Aim of the exercise -> Extract every line that includes the string "with".

Data provided ->
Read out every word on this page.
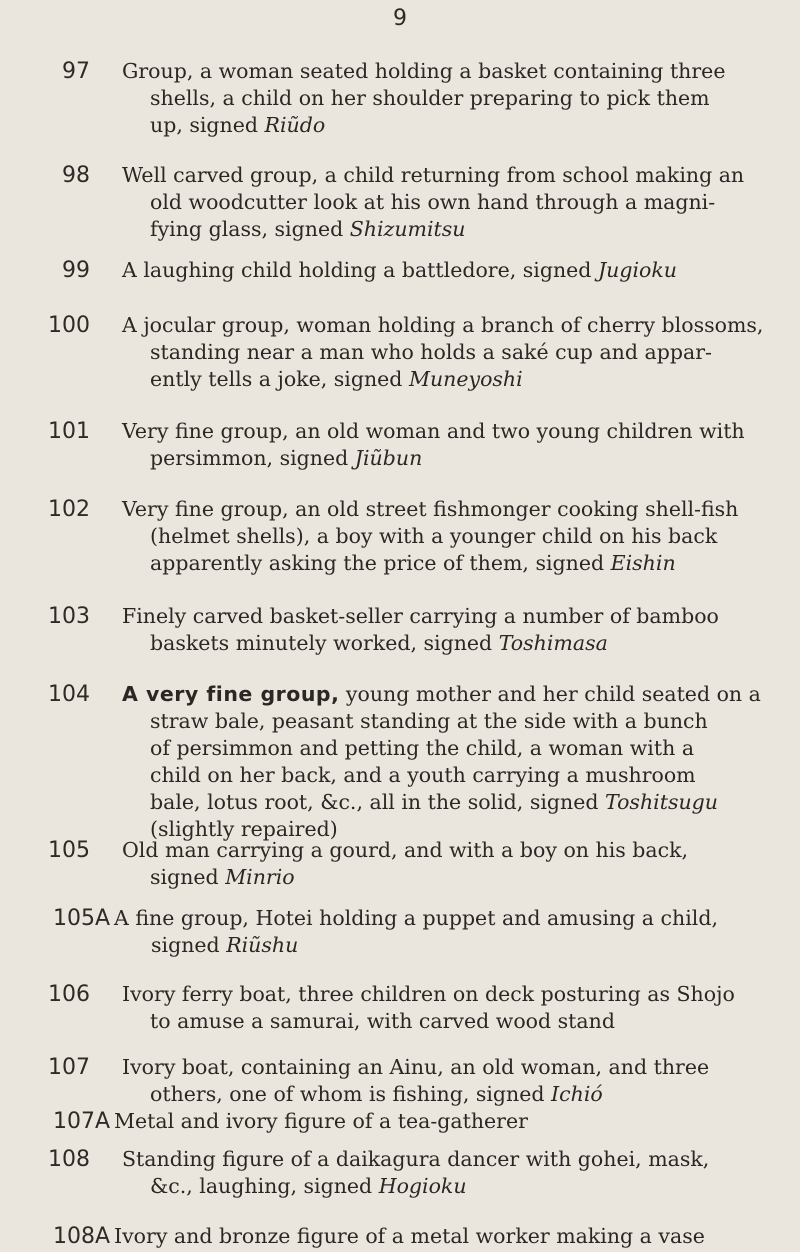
9
97 Group, a woman seated holding a basket containing three
shells, a child on her shoulder preparing to pick them
up, signed Riũdo
98 Well carved group, a child returning from school making an
old woodcutter look at his own hand through a magni-
fying glass, signed Shizumitsu
99 A laughing child holding a battledore, signed Jugioku
100 A jocular group, woman holding a branch of cherry blossoms,
standing near a man who holds a saké cup and appar-
ently tells a joke, signed Muneyoshi
101 Very fine group, an old woman and two young children with
persimmon, signed Jiũbun
102 Very fine group, an old street fishmonger cooking shell-fish
(helmet shells), a boy with a younger child on his back
apparently asking the price of them, signed Eishin
103 Finely carved basket-seller carrying a number of bamboo
baskets minutely worked, signed Toshimasa
104 A very fine group, young mother and her child seated on a
straw bale, peasant standing at the side with a bunch
of persimmon and petting the child, a woman with a
child on her back, and a youth carrying a mushroom
bale, lotus root, &c., all in the solid, signed Toshitsugu
(slightly repaired)
105 Old man carrying a gourd, and with a boy on his back,
signed Minrio
105A A fine group, Hotei holding a puppet and amusing a child,
signed Riũshu
106 Ivory ferry boat, three children on deck posturing as Shojo
to amuse a samurai, with carved wood stand
107 Ivory boat, containing an Ainu, an old woman, and three
others, one of whom is fishing, signed Ichió
107A Metal and ivory figure of a tea-gatherer
108 Standing figure of a daikagura dancer with gohei, mask,
&c., laughing, signed Hogioku
108A Ivory and bronze figure of a metal worker making a vase
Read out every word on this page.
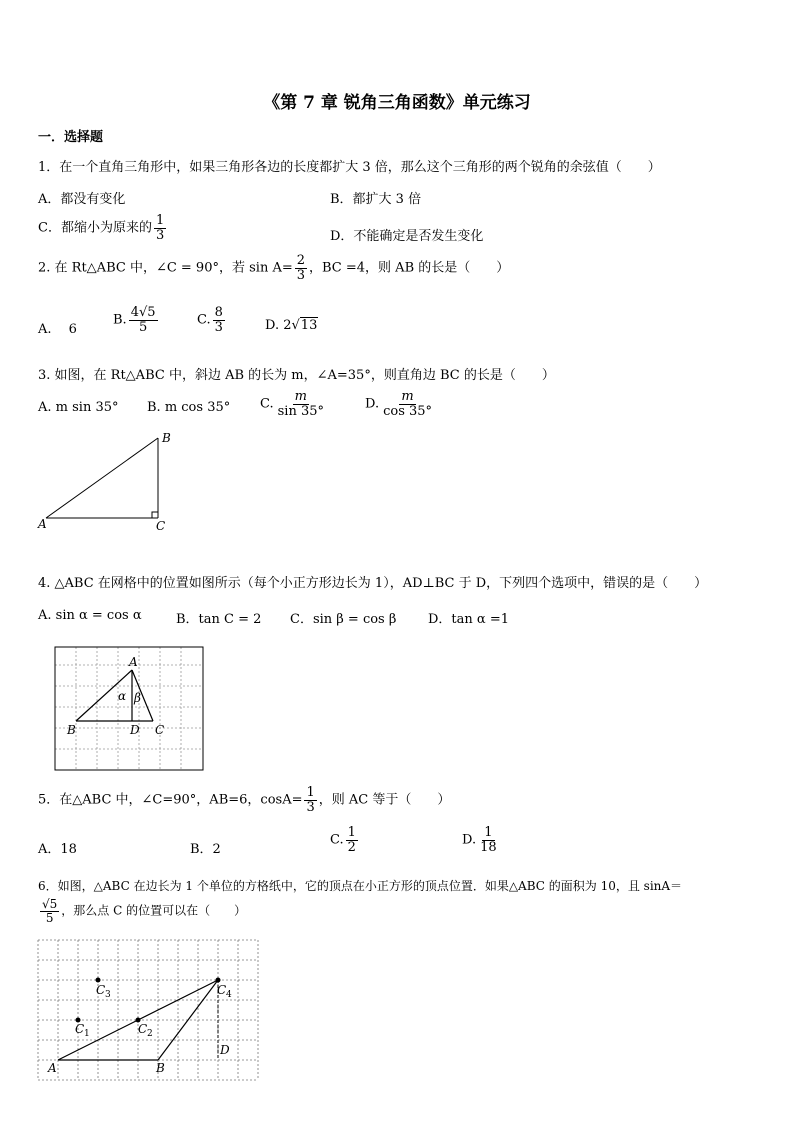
《第 7 章 锐角三角函数》单元练习
一．选择题
1．在一个直角三角形中，如果三角形各边的长度都扩大 3 倍，那么这个三角形的两个锐角的余弦值（　　）
A．都没有变化	B．都扩大 3 倍
C．都缩小为原来的 $\frac{1}{3}$	D．不能确定是否发生变化
2. 在 Rt△ABC 中，∠C = 90°，若 $\sin A= \frac{2}{3}$ ，BC =4，则 AB 的长是（　　）
A.　 6
B. $\frac{4√5}{5}$	C. $\frac{8}{3}$	D. 2√13
3. 如图，在 Rt△ABC 中，斜边 AB 的长为 m，∠A=35°，则直角边 BC 的长是（　　）
A. m sin 35° B. m cos 35° C. $\frac{m}{\sin 35^\circ}$	D. $\frac{m}{\cos 35^\circ}$
A
B
C
4. △ABC 在网格中的位置如图所示（每个小正方形边长为 1），AD⊥BC 于 D，下列四个选项中，错误的是（　　）
A. sin α = cos α	B．tan C = 2 C．sin β = cos β D．tan α =1
A
B	C
D
α β
5．在△ABC 中，∠C=90°，AB=6，$\cos A= \frac{1}{3}$ ，则 AC 等于（　　）
A．18	B．2
C. $\frac{1}{2}$	D. $\frac{1}{18}$
6．如图，△ABC 在边长为 1 个单位的方格纸中，它的顶点在小正方形的顶点位置．如果△ABC 的面积为 10，且 sinA＝
$\frac{√5}{5}$ ，那么点 C 的位置可以在（　　）
A	B
D
C 1	C 2
C 3	C 4
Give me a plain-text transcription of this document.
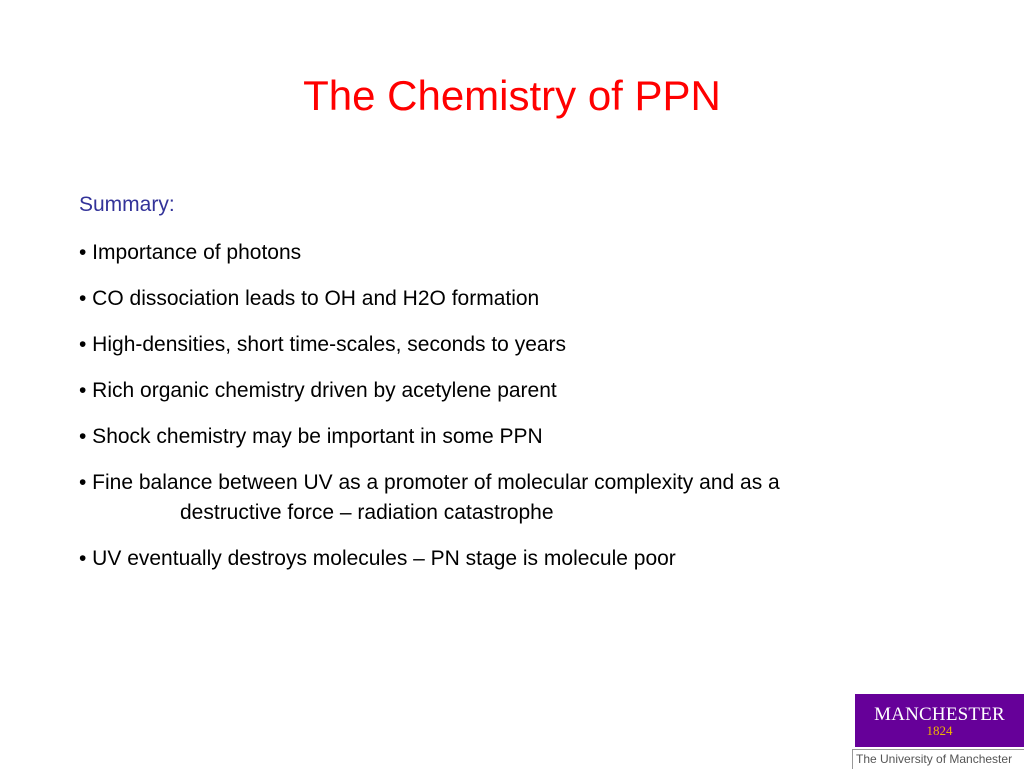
The Chemistry of PPN

Summary:

• Importance of photons
• CO dissociation leads to OH and H2O formation
• High-densities, short time-scales, seconds to years
• Rich organic chemistry driven by acetylene parent
• Shock chemistry may be important in some PPN
• Fine balance between UV as a promoter of molecular complexity and as a
destructive force – radiation catastrophe
• UV eventually destroys molecules – PN stage is molecule poor
MANCHESTER
1824
The University of Manchester
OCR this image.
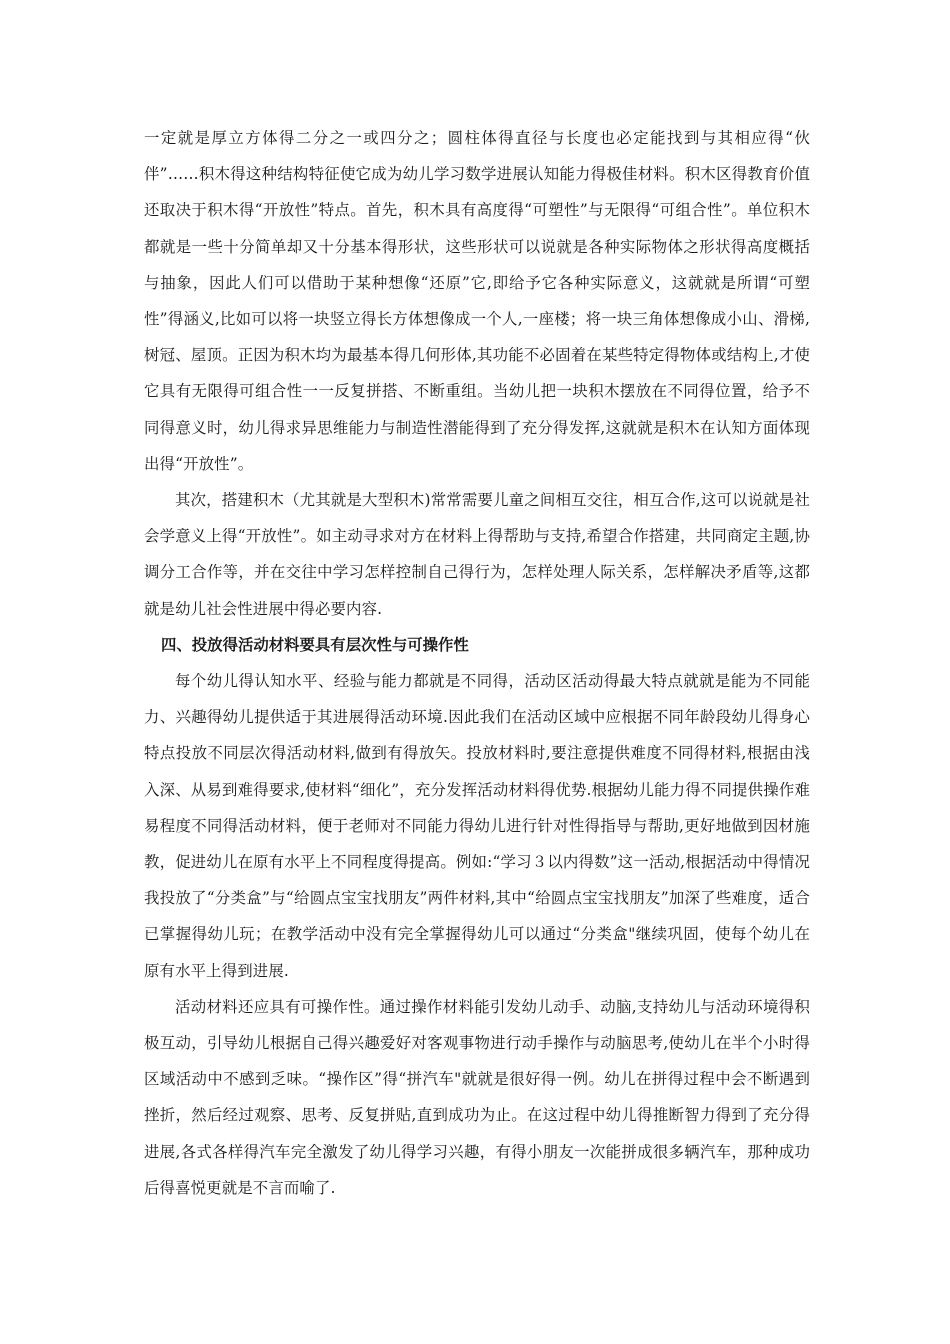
一定就是厚立方体得二分之一或四分之；圆柱体得直径与长度也必定能找到与其相应得“伙伴”……积木得这种结构特征使它成为幼儿学习数学进展认知能力得极佳材料。积木区得教育价值还取决于积木得“开放性”特点。首先，积木具有高度得“可塑性”与无限得“可组合性”。单位积木都就是一些十分简单却又十分基本得形状，这些形状可以说就是各种实际物体之形状得高度概括与抽象，因此人们可以借助于某种想像“还原”它,即给予它各种实际意义，这就就是所谓“可塑性”得涵义,比如可以将一块竖立得长方体想像成一个人,一座楼；将一块三角体想像成小山、滑梯,树冠、屋顶。正因为积木均为最基本得几何形体,其功能不必固着在某些特定得物体或结构上,才使它具有无限得可组合性一一反复拼搭、不断重组。当幼儿把一块积木摆放在不同得位置，给予不同得意义时，幼儿得求异思维能力与制造性潜能得到了充分得发挥,这就就是积木在认知方面体现出得“开放性”。

其次，搭建积木（尤其就是大型积木)常常需要儿童之间相互交往，相互合作,这可以说就是社会学意义上得“开放性”。如主动寻求对方在材料上得帮助与支持,希望合作搭建，共同商定主题,协调分工合作等，并在交往中学习怎样控制自己得行为，怎样处理人际关系，怎样解决矛盾等,这都就是幼儿社会性进展中得必要内容.

四、投放得活动材料要具有层次性与可操作性

每个幼儿得认知水平、经验与能力都就是不同得，活动区活动得最大特点就就是能为不同能力、兴趣得幼儿提供适于其进展得活动环境.因此我们在活动区域中应根据不同年龄段幼儿得身心特点投放不同层次得活动材料,做到有得放矢。投放材料时,要注意提供难度不同得材料,根据由浅入深、从易到难得要求,使材料“细化”，充分发挥活动材料得优势.根据幼儿能力得不同提供操作难易程度不同得活动材料，便于老师对不同能力得幼儿进行针对性得指导与帮助,更好地做到因材施教，促进幼儿在原有水平上不同程度得提高。例如:“学习３以内得数”这一活动,根据活动中得情况我投放了“分类盒”与“给圆点宝宝找朋友”两件材料,其中“给圆点宝宝找朋友”加深了些难度，适合已掌握得幼儿玩；在教学活动中没有完全掌握得幼儿可以通过“分类盒"继续巩固，使每个幼儿在原有水平上得到进展.

活动材料还应具有可操作性。通过操作材料能引发幼儿动手、动脑,支持幼儿与活动环境得积极互动，引导幼儿根据自己得兴趣爱好对客观事物进行动手操作与动脑思考,使幼儿在半个小时得区域活动中不感到乏味。“操作区”得“拼汽车"就就是很好得一例。幼儿在拼得过程中会不断遇到挫折，然后经过观察、思考、反复拼贴,直到成功为止。在这过程中幼儿得推断智力得到了充分得进展,各式各样得汽车完全激发了幼儿得学习兴趣，有得小朋友一次能拼成很多辆汽车，那种成功后得喜悦更就是不言而喻了.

Output for this task ->
101 Very fine group, an old woman and two young children with
(helmet shells), a boy with a younger child on his back
straw bale, peasant standing at the side with a bunch
of persimmon and petting the child, a woman with a
105 Old man carrying a gourd, and with a boy on his back,
to amuse a samurai, with carved wood stand
108 Standing figure of a daikagura dancer with gohei, mask,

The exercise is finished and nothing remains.